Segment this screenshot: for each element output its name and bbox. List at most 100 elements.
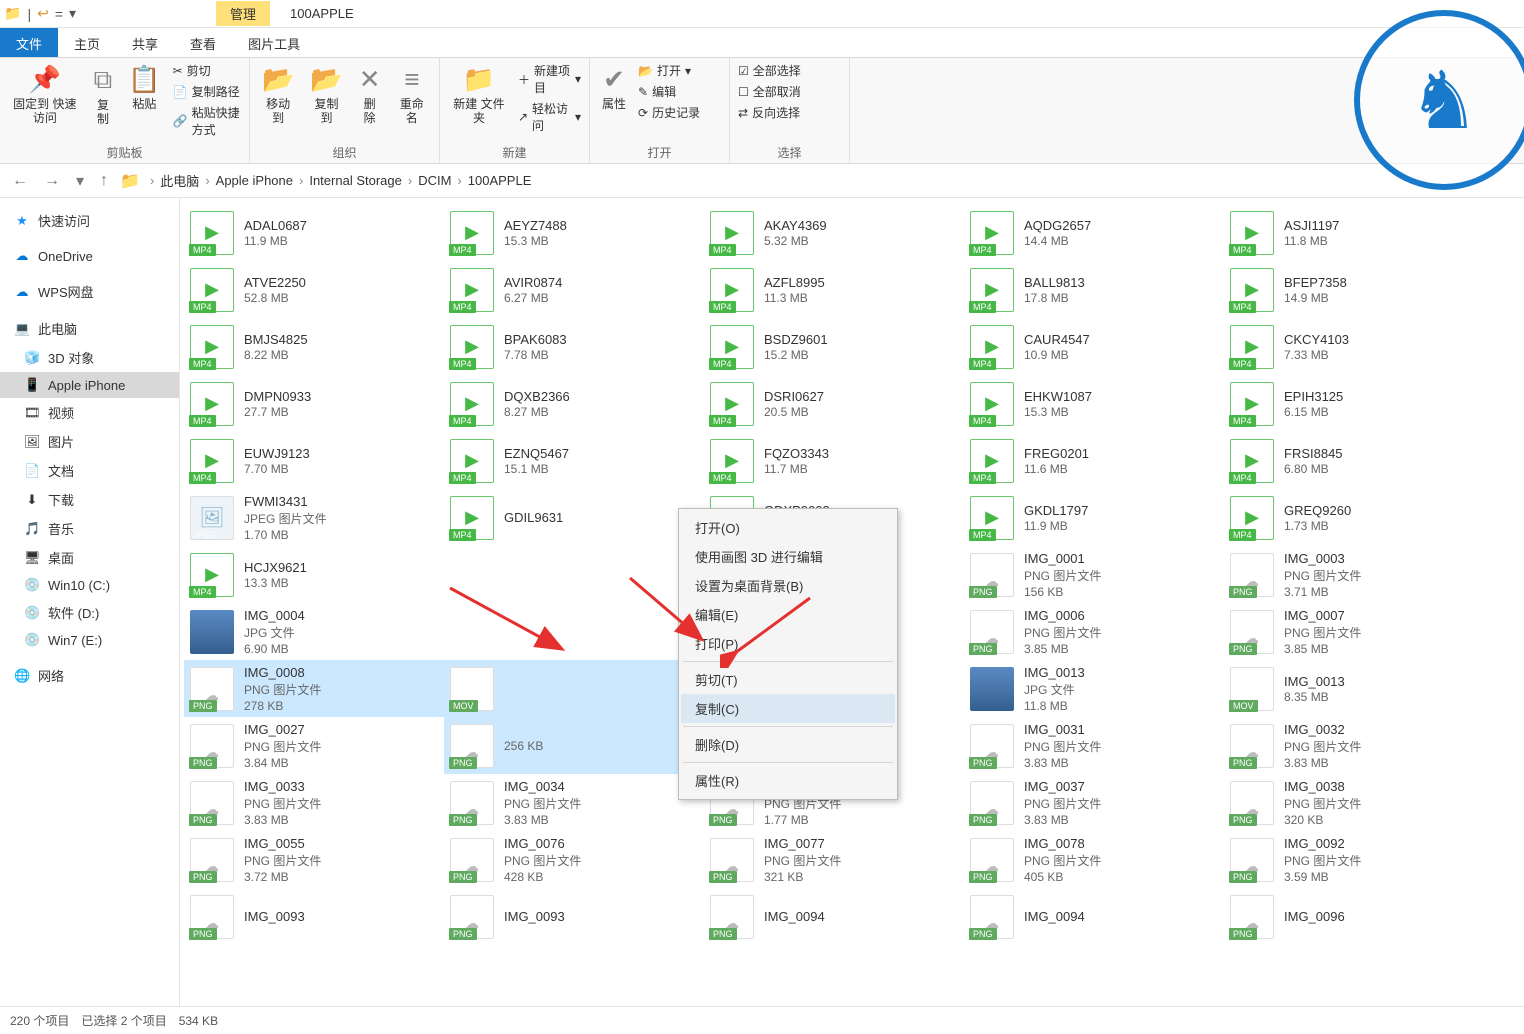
file-item[interactable]: PNG☁IMG_0032PNG 图片文件3.83 MB <box>1224 717 1484 774</box>
nav-forward-icon[interactable]: → <box>40 172 64 190</box>
sidebar-item-10[interactable]: 🎵音乐 <box>0 514 179 543</box>
file-item[interactable]: MP4BALL981317.8 MB <box>964 261 1224 318</box>
select-all-button[interactable]: ☑全部选择 <box>738 62 801 79</box>
edit-button[interactable]: ✎编辑 <box>638 83 700 100</box>
ctx-set-bg[interactable]: 设置为桌面背景(B) <box>681 571 895 600</box>
ctx-edit3d[interactable]: 使用画图 3D 进行编辑 <box>681 542 895 571</box>
file-item[interactable]: PNG☁IMG_0007PNG 图片文件3.85 MB <box>1224 603 1484 660</box>
sidebar-item-0[interactable]: ★快速访问 <box>0 206 179 235</box>
file-item[interactable]: MP4EPIH31256.15 MB <box>1224 375 1484 432</box>
file-item[interactable]: PNG☁IMG_0038PNG 图片文件320 KB <box>1224 774 1484 831</box>
sidebar-item-4[interactable]: 🧊3D 对象 <box>0 343 179 372</box>
ctx-cut[interactable]: 剪切(T) <box>681 665 895 694</box>
file-item[interactable]: MP4DQXB23668.27 MB <box>444 375 704 432</box>
ctx-open[interactable]: 打开(O) <box>681 513 895 542</box>
file-item[interactable]: MP4BPAK60837.78 MB <box>444 318 704 375</box>
file-item[interactable]: MP4CKCY41037.33 MB <box>1224 318 1484 375</box>
file-item[interactable]: MP4BFEP735814.9 MB <box>1224 261 1484 318</box>
move-to-button[interactable]: 📂移动到 <box>258 62 298 128</box>
easy-access-button[interactable]: ↗轻松访问▾ <box>518 100 581 134</box>
nav-back-icon[interactable]: ← <box>8 172 32 190</box>
file-item[interactable]: PNG☁IMG_0001PNG 图片文件156 KB <box>964 546 1224 603</box>
file-item[interactable]: MP4ATVE225052.8 MB <box>184 261 444 318</box>
file-item[interactable]: MP4DSRI062720.5 MB <box>704 375 964 432</box>
file-item[interactable]: PNG☁IMG_0055PNG 图片文件3.72 MB <box>184 831 444 888</box>
file-item[interactable]: MP4EHKW108715.3 MB <box>964 375 1224 432</box>
file-item[interactable]: PNG☁IMG_0096 <box>1224 888 1484 945</box>
breadcrumb-seg-2[interactable]: Internal Storage <box>309 173 402 188</box>
tab-share[interactable]: 共享 <box>116 28 174 57</box>
file-item[interactable]: MP4ADAL068711.9 MB <box>184 204 444 261</box>
file-item[interactable]: IMG_0013JPG 文件11.8 MB <box>964 660 1224 717</box>
ctx-print[interactable]: 打印(P) <box>681 629 895 658</box>
undo-icon[interactable]: ↩ <box>37 5 49 22</box>
invert-selection-button[interactable]: ⇄反向选择 <box>738 104 801 121</box>
open-button[interactable]: 📂打开▾ <box>638 62 700 79</box>
breadcrumb-seg-4[interactable]: 100APPLE <box>468 173 532 188</box>
file-item[interactable]: MOV <box>444 660 704 717</box>
file-item[interactable]: PNG☁IMG_0031PNG 图片文件3.83 MB <box>964 717 1224 774</box>
paste-button[interactable]: 📋粘贴 <box>124 62 164 113</box>
ctx-edit[interactable]: 编辑(E) <box>681 600 895 629</box>
sidebar-item-8[interactable]: 📄文档 <box>0 456 179 485</box>
tab-home[interactable]: 主页 <box>58 28 116 57</box>
file-item[interactable]: MP4CAUR454710.9 MB <box>964 318 1224 375</box>
sidebar-item-3[interactable]: 💻此电脑 <box>0 314 179 343</box>
file-item[interactable]: MP4FQZO334311.7 MB <box>704 432 964 489</box>
sidebar-item-11[interactable]: 🖥桌面 <box>0 543 179 572</box>
sidebar-item-1[interactable]: ☁OneDrive <box>0 243 179 269</box>
new-folder-button[interactable]: 📁新建 文件夹 <box>448 62 510 128</box>
file-item[interactable]: MP4FREG020111.6 MB <box>964 432 1224 489</box>
file-item[interactable]: IMG_0004JPG 文件6.90 MB <box>184 603 444 660</box>
file-item[interactable]: MP4EZNQ546715.1 MB <box>444 432 704 489</box>
file-item[interactable]: MP4GDIL9631 <box>444 489 704 546</box>
file-item[interactable]: PNG☁IMG_0076PNG 图片文件428 KB <box>444 831 704 888</box>
sidebar-item-14[interactable]: 💿Win7 (E:) <box>0 627 179 653</box>
copy-button[interactable]: ⧉复制 <box>90 62 117 129</box>
file-item[interactable]: PNG☁IMG_0003PNG 图片文件3.71 MB <box>1224 546 1484 603</box>
redo-icon[interactable]: = <box>55 6 63 22</box>
file-item[interactable]: PNG☁IMG_0006PNG 图片文件3.85 MB <box>964 603 1224 660</box>
copy-to-button[interactable]: 📂复制到 <box>306 62 346 128</box>
file-item[interactable]: MP4GREQ92601.73 MB <box>1224 489 1484 546</box>
history-button[interactable]: ⟳历史记录 <box>638 104 700 121</box>
nav-up-icon[interactable]: ↑ <box>96 172 112 190</box>
delete-button[interactable]: ✕删除 <box>355 62 385 128</box>
file-item[interactable]: MP4BMJS48258.22 MB <box>184 318 444 375</box>
file-item[interactable]: MP4GKDL179711.9 MB <box>964 489 1224 546</box>
file-item[interactable]: PNG☁IMG_0027PNG 图片文件3.84 MB <box>184 717 444 774</box>
file-item[interactable]: MP4EUWJ91237.70 MB <box>184 432 444 489</box>
nav-recent-icon[interactable]: ▾ <box>72 171 88 191</box>
copy-path-button[interactable]: 📄复制路径 <box>173 83 241 100</box>
file-item[interactable]: MP4AZFL899511.3 MB <box>704 261 964 318</box>
file-item[interactable]: PNG☁IMG_0092PNG 图片文件3.59 MB <box>1224 831 1484 888</box>
file-item[interactable]: MP4AEYZ748815.3 MB <box>444 204 704 261</box>
breadcrumb-seg-1[interactable]: Apple iPhone <box>216 173 293 188</box>
file-item[interactable]: JPEGFWMI3431JPEG 图片文件1.70 MB <box>184 489 444 546</box>
sidebar-item-2[interactable]: ☁WPS网盘 <box>0 277 179 306</box>
file-item[interactable]: PNG☁256 KB <box>444 717 704 774</box>
file-item[interactable]: PNG☁IMG_0034PNG 图片文件3.83 MB <box>444 774 704 831</box>
rename-button[interactable]: ≡重命名 <box>393 62 431 128</box>
cut-button[interactable]: ✂剪切 <box>173 62 241 79</box>
sidebar-item-6[interactable]: 🎞视频 <box>0 398 179 427</box>
tab-view[interactable]: 查看 <box>174 28 232 57</box>
sidebar-item-13[interactable]: 💿软件 (D:) <box>0 598 179 627</box>
paste-shortcut-button[interactable]: 🔗粘贴快捷方式 <box>173 104 241 138</box>
file-item[interactable]: MP4AKAY43695.32 MB <box>704 204 964 261</box>
sidebar-item-15[interactable]: 🌐网络 <box>0 661 179 690</box>
file-item[interactable]: PNG☁IMG_0077PNG 图片文件321 KB <box>704 831 964 888</box>
ctx-copy[interactable]: 复制(C) <box>681 694 895 723</box>
properties-button[interactable]: ✔属性 <box>598 62 630 113</box>
file-item[interactable]: PNG☁IMG_0078PNG 图片文件405 KB <box>964 831 1224 888</box>
file-item[interactable]: MP4DMPN093327.7 MB <box>184 375 444 432</box>
file-item[interactable]: MP4HCJX962113.3 MB <box>184 546 444 603</box>
tab-file[interactable]: 文件 <box>0 28 58 57</box>
file-item[interactable]: MP4AVIR08746.27 MB <box>444 261 704 318</box>
qat-more[interactable]: ▾ <box>69 5 76 22</box>
ctx-properties[interactable]: 属性(R) <box>681 766 895 795</box>
breadcrumb-seg-0[interactable]: 此电脑 <box>160 171 199 190</box>
new-item-button[interactable]: ＋新建项目▾ <box>518 62 581 96</box>
sidebar-item-7[interactable]: 🖼图片 <box>0 427 179 456</box>
file-item[interactable]: MP4ASJI119711.8 MB <box>1224 204 1484 261</box>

# # #

• [WHAT TO PRODUCE]
Count the lines of the records that contain the string "properties", matching case exactly, and give only the number.

• [ANSWER TO THE EXERCISE]
2